Stated task: List each line of the data that holds the word "لواسانات".

A run of records:
============
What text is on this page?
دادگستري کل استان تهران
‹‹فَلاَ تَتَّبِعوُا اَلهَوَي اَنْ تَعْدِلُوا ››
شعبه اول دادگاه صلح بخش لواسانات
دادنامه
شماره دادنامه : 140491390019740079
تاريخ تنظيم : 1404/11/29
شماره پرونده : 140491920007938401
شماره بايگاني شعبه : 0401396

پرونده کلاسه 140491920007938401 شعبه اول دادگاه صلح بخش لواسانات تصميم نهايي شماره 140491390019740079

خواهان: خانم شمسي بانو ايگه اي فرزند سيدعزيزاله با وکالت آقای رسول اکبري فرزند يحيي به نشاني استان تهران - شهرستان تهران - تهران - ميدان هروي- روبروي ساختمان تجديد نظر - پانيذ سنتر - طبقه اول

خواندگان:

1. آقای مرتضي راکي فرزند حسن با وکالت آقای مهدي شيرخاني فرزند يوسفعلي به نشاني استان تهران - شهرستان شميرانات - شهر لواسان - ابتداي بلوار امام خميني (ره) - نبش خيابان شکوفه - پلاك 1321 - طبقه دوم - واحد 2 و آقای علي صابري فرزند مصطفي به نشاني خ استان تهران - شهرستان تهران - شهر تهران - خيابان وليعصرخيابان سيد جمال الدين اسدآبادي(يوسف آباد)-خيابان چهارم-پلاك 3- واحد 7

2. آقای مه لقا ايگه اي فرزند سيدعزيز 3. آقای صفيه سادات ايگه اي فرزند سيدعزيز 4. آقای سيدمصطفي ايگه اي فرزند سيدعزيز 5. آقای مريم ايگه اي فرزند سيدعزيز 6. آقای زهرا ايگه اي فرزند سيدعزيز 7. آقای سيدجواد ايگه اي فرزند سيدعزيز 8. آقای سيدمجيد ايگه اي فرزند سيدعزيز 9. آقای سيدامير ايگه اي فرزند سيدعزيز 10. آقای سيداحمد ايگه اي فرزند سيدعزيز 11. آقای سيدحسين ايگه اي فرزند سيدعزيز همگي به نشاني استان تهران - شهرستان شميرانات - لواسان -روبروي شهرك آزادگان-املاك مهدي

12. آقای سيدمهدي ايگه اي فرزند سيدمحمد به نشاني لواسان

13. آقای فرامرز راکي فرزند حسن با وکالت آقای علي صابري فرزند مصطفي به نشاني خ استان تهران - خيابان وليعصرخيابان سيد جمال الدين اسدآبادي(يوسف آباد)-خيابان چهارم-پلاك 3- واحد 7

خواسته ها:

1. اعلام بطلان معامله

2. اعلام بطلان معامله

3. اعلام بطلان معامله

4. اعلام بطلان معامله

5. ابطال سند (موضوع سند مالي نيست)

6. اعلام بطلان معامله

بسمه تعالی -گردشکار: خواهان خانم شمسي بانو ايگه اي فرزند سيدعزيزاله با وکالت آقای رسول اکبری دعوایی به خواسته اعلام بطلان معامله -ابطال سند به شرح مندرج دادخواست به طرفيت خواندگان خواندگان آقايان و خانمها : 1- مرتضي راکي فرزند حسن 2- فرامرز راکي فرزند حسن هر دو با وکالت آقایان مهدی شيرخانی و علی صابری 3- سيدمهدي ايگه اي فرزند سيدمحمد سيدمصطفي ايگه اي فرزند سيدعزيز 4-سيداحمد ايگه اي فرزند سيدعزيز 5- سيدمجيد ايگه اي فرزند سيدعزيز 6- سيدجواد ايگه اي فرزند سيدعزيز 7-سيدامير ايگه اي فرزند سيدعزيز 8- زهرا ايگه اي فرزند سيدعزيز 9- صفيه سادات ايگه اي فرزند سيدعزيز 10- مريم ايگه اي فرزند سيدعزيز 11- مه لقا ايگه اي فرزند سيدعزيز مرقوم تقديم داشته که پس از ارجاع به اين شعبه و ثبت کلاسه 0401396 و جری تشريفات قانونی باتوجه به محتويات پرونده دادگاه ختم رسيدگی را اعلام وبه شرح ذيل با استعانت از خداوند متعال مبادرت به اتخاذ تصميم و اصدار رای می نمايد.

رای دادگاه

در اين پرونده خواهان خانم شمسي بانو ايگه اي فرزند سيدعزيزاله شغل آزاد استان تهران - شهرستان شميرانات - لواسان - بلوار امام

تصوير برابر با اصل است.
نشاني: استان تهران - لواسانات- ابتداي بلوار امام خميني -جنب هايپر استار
============
The answer:
شعبه اول دادگاه صلح بخش لواسانات
پرونده کلاسه 140491920007938401 شعبه اول دادگاه صلح بخش لواسانات تصميم نهايي شماره 140491390019740079
نشاني: استان تهران - لواسانات- ابتداي بلوار امام خميني -جنب هايپر استار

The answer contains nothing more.